● **Set task**
Provide an exact transcription of all the records.

● **Dataset entries**
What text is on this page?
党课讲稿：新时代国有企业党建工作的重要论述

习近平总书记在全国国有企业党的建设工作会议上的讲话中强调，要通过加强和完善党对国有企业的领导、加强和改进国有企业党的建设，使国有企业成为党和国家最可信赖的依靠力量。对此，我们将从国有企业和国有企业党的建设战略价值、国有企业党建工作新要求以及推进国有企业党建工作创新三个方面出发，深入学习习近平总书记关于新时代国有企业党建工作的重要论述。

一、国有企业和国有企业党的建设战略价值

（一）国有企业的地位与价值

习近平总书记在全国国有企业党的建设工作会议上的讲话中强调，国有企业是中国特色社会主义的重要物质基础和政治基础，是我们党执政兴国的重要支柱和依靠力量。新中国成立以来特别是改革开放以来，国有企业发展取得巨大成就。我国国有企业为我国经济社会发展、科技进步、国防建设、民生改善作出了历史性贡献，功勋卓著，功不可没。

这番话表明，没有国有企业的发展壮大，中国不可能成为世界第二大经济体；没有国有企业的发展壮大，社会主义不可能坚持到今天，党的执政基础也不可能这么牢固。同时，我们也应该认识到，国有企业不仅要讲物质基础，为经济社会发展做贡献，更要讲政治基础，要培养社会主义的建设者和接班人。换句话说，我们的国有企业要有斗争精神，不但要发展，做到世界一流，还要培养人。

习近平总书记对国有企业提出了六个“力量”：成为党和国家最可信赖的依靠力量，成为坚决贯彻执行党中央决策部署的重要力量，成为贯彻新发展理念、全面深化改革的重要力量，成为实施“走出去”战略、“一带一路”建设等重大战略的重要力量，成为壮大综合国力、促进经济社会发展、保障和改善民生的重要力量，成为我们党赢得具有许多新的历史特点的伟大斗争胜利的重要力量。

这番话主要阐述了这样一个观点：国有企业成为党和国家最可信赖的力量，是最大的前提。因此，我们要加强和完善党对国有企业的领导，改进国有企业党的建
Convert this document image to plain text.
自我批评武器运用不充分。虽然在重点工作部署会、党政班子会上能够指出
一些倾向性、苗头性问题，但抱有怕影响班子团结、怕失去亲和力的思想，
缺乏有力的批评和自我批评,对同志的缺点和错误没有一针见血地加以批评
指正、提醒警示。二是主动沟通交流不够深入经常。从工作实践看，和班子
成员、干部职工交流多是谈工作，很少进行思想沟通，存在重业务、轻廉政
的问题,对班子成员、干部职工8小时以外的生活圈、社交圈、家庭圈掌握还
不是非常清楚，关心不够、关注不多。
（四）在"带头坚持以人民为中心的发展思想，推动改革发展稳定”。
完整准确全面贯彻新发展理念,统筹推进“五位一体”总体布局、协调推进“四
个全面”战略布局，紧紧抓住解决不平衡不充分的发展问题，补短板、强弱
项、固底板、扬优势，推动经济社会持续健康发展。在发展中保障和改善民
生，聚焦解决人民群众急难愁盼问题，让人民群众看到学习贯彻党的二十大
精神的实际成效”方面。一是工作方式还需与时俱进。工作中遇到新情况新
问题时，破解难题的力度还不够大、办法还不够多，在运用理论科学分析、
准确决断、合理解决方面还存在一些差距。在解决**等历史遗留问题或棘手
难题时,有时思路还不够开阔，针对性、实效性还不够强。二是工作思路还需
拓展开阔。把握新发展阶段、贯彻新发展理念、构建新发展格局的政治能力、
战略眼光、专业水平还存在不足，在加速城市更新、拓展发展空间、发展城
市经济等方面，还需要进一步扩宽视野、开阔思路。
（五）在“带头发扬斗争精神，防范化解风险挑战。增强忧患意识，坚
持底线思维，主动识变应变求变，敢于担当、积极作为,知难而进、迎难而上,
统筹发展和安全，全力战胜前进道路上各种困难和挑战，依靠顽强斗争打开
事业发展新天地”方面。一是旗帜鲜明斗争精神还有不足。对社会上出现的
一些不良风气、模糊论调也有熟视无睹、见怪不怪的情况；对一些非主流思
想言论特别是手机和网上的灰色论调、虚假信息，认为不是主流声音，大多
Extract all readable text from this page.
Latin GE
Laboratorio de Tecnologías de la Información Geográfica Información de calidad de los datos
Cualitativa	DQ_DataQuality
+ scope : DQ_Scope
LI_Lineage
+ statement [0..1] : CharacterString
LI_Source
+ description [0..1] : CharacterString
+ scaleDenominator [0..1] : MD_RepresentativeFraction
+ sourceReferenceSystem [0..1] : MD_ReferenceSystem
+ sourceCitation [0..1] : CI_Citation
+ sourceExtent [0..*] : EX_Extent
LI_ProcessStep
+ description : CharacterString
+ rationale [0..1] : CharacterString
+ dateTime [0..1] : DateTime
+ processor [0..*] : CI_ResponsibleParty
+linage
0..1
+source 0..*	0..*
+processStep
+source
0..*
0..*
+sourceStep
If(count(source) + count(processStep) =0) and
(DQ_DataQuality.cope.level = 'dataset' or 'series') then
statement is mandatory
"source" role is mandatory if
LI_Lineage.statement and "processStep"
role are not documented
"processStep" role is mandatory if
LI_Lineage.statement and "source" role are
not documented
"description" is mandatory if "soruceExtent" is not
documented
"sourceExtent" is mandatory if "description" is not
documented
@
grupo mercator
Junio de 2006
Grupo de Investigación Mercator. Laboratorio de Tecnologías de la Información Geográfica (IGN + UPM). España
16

● **Response to the task**
What text is on this page?
党课讲稿：新时代国有企业党建工作的重要论述

习近平总书记在全国国有企业党的建设工作会议上的讲话中强调，要通过加强和完善党对国有企业的领导、加强和改进国有企业党的建设，使国有企业成为党和国家最可信赖的依靠力量。对此，我们将从国有企业和国有企业党的建设战略价值、国有企业党建工作新要求以及推进国有企业党建工作创新三个方面出发，深入学习习近平总书记关于新时代国有企业党建工作的重要论述。

一、国有企业和国有企业党的建设战略价值

（一）国有企业的地位与价值

习近平总书记在全国国有企业党的建设工作会议上的讲话中强调，国有企业是中国特色社会主义的重要物质基础和政治基础，是我们党执政兴国的重要支柱和依靠力量。新中国成立以来特别是改革开放以来，国有企业发展取得巨大成就。我国国有企业为我国经济社会发展、科技进步、国防建设、民生改善作出了历史性贡献，功勋卓著，功不可没。

这番话表明，没有国有企业的发展壮大，中国不可能成为世界第二大经济体；没有国有企业的发展壮大，社会主义不可能坚持到今天，党的执政基础也不可能这么牢固。同时，我们也应该认识到，国有企业不仅要讲物质基础，为经济社会发展做贡献，更要讲政治基础，要培养社会主义的建设者和接班人。换句话说，我们的国有企业要有斗争精神，不但要发展，做到世界一流，还要培养人。

习近平总书记对国有企业提出了六个“力量”：成为党和国家最可信赖的依靠力量，成为坚决贯彻执行党中央决策部署的重要力量，成为贯彻新发展理念、全面深化改革的重要力量，成为实施“走出去”战略、“一带一路”建设等重大战略的重要力量，成为壮大综合国力、促进经济社会发展、保障和改善民生的重要力量，成为我们党赢得具有许多新的历史特点的伟大斗争胜利的重要力量。

这番话主要阐述了这样一个观点：国有企业成为党和国家最可信赖的力量，是最大的前提。因此，我们要加强和完善党对国有企业的领导，改进国有企业党的建
Convert this document image to plain text.
自我批评武器运用不充分。虽然在重点工作部署会、党政班子会上能够指出
一些倾向性、苗头性问题，但抱有怕影响班子团结、怕失去亲和力的思想，
缺乏有力的批评和自我批评,对同志的缺点和错误没有一针见血地加以批评
指正、提醒警示。二是主动沟通交流不够深入经常。从工作实践看，和班子
成员、干部职工交流多是谈工作，很少进行思想沟通，存在重业务、轻廉政
的问题,对班子成员、干部职工8小时以外的生活圈、社交圈、家庭圈掌握还
不是非常清楚，关心不够、关注不多。
（四）在"带头坚持以人民为中心的发展思想，推动改革发展稳定”。
完整准确全面贯彻新发展理念,统筹推进“五位一体”总体布局、协调推进“四
个全面”战略布局，紧紧抓住解决不平衡不充分的发展问题，补短板、强弱
项、固底板、扬优势，推动经济社会持续健康发展。在发展中保障和改善民
生，聚焦解决人民群众急难愁盼问题，让人民群众看到学习贯彻党的二十大
精神的实际成效”方面。一是工作方式还需与时俱进。工作中遇到新情况新
问题时，破解难题的力度还不够大、办法还不够多，在运用理论科学分析、
准确决断、合理解决方面还存在一些差距。在解决**等历史遗留问题或棘手
难题时,有时思路还不够开阔，针对性、实效性还不够强。二是工作思路还需
拓展开阔。把握新发展阶段、贯彻新发展理念、构建新发展格局的政治能力、
战略眼光、专业水平还存在不足，在加速城市更新、拓展发展空间、发展城
市经济等方面，还需要进一步扩宽视野、开阔思路。
（五）在“带头发扬斗争精神，防范化解风险挑战。增强忧患意识，坚
持底线思维，主动识变应变求变，敢于担当、积极作为,知难而进、迎难而上,
统筹发展和安全，全力战胜前进道路上各种困难和挑战，依靠顽强斗争打开
事业发展新天地”方面。一是旗帜鲜明斗争精神还有不足。对社会上出现的
一些不良风气、模糊论调也有熟视无睹、见怪不怪的情况；对一些非主流思
想言论特别是手机和网上的灰色论调、虚假信息，认为不是主流声音，大多
Extract all readable text from this page.
Latin GE
Laboratorio de Tecnologías de la Información Geográfica Información de calidad de los datos
Cualitativa	DQ_DataQuality
+ scope : DQ_Scope
LI_Lineage
+ statement [0..1] : CharacterString
LI_Source
+ description [0..1] : CharacterString
+ scaleDenominator [0..1] : MD_RepresentativeFraction
+ sourceReferenceSystem [0..1] : MD_ReferenceSystem
+ sourceCitation [0..1] : CI_Citation
+ sourceExtent [0..*] : EX_Extent
LI_ProcessStep
+ description : CharacterString
+ rationale [0..1] : CharacterString
+ dateTime [0..1] : DateTime
+ processor [0..*] : CI_ResponsibleParty
+linage
0..1
+source 0..*	0..*
+processStep
+source
0..*
0..*
+sourceStep
If(count(source) + count(processStep) =0) and
(DQ_DataQuality.cope.level = 'dataset' or 'series') then
statement is mandatory
"source" role is mandatory if
LI_Lineage.statement and "processStep"
role are not documented
"processStep" role is mandatory if
LI_Lineage.statement and "source" role are
not documented
"description" is mandatory if "soruceExtent" is not
documented
"sourceExtent" is mandatory if "description" is not
documented
@
grupo mercator
Junio de 2006
Grupo de Investigación Mercator. Laboratorio de Tecnologías de la Información Geográfica (IGN + UPM). España
16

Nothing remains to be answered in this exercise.